## Task brief:
Find all the lines with "name" and gather them.

## Stored data:
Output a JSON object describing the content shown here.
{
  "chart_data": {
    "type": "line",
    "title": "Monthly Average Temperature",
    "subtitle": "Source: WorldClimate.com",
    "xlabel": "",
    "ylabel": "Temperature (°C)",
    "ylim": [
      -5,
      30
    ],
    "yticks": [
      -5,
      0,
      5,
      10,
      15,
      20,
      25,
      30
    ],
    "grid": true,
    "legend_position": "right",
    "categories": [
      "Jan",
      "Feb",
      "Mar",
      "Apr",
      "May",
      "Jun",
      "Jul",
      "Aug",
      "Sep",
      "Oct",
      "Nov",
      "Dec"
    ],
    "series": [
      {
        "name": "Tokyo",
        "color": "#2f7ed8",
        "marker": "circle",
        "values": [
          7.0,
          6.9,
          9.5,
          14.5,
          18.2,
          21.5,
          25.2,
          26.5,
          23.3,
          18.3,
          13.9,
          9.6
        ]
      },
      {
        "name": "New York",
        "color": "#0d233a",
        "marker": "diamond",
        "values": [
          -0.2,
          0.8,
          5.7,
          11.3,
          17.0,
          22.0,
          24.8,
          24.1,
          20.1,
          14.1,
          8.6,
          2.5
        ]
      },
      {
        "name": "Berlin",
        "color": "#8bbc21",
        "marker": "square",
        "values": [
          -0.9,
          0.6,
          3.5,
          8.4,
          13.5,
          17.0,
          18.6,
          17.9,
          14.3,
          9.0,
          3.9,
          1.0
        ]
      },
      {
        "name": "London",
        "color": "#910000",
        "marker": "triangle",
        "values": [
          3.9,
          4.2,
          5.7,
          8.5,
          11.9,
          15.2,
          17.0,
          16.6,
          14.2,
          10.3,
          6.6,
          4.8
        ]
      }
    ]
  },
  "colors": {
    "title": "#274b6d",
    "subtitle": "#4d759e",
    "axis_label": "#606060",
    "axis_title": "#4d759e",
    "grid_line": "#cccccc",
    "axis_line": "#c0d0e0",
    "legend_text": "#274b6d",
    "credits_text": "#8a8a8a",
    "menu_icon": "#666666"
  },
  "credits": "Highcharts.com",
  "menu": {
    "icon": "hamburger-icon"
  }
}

## Correct response:
        "name": "Tokyo",
        "name": "New York",
        "name": "Berlin",
        "name": "London",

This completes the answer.